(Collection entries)
-------------------------
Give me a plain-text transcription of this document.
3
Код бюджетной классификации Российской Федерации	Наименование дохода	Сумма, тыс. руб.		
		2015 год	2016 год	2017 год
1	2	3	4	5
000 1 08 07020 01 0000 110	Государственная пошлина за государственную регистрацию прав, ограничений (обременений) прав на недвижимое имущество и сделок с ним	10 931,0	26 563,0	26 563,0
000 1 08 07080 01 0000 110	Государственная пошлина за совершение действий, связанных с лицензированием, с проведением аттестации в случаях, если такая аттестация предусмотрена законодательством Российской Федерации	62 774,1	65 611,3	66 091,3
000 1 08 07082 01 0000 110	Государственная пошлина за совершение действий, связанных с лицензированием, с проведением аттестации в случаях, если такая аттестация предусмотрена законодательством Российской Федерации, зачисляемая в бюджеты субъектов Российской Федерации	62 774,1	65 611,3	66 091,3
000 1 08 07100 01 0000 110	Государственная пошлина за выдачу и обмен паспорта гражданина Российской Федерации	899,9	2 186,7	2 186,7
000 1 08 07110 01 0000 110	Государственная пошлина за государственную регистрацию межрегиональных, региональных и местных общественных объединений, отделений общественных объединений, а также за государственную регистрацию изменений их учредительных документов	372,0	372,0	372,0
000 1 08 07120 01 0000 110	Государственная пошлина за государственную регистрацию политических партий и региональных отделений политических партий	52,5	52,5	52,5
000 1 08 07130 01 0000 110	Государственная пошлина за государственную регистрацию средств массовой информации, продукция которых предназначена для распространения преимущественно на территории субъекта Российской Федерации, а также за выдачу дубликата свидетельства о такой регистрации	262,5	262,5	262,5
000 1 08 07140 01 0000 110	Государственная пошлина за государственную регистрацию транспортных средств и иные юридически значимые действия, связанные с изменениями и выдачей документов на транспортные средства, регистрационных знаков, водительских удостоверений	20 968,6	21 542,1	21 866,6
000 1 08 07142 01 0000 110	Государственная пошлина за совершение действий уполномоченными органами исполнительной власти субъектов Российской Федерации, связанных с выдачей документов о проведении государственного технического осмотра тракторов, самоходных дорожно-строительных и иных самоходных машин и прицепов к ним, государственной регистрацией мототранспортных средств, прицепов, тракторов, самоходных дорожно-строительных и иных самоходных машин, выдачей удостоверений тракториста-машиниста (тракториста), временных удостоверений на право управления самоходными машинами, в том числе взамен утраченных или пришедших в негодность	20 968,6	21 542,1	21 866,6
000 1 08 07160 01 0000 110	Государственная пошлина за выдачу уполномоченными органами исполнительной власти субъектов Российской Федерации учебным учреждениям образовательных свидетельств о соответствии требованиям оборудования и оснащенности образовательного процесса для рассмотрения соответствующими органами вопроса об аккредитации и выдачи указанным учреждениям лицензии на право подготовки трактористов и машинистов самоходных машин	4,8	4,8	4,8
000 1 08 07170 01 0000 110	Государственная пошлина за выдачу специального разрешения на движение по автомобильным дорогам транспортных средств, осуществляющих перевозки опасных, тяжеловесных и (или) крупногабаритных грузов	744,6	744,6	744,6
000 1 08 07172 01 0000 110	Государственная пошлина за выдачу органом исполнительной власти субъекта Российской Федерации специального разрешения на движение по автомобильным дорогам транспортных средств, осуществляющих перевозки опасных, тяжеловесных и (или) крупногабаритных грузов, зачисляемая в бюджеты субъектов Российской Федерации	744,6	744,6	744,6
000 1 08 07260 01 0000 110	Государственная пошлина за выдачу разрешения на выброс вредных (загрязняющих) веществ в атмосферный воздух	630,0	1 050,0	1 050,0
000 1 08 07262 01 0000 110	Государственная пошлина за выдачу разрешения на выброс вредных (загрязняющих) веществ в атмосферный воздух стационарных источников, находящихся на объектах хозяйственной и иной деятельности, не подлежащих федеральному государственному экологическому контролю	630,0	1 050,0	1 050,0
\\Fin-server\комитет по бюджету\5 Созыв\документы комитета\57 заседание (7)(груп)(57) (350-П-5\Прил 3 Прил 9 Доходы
-------------------------
*Short exercise*: Find all lines holding the string "отделений" and copy them.

*Result of this exercise*:
000 1 08 07110 01 0000 110	Государственная пошлина за государственную регистрацию межрегиональных, региональных и местных общественных объединений, отделений общественных объединений, а также за государственную регистрацию изменений их учредительных документов	372,0	372,0	372,0
000 1 08 07120 01 0000 110	Государственная пошлина за государственную регистрацию политических партий и региональных отделений политических партий	52,5	52,5	52,5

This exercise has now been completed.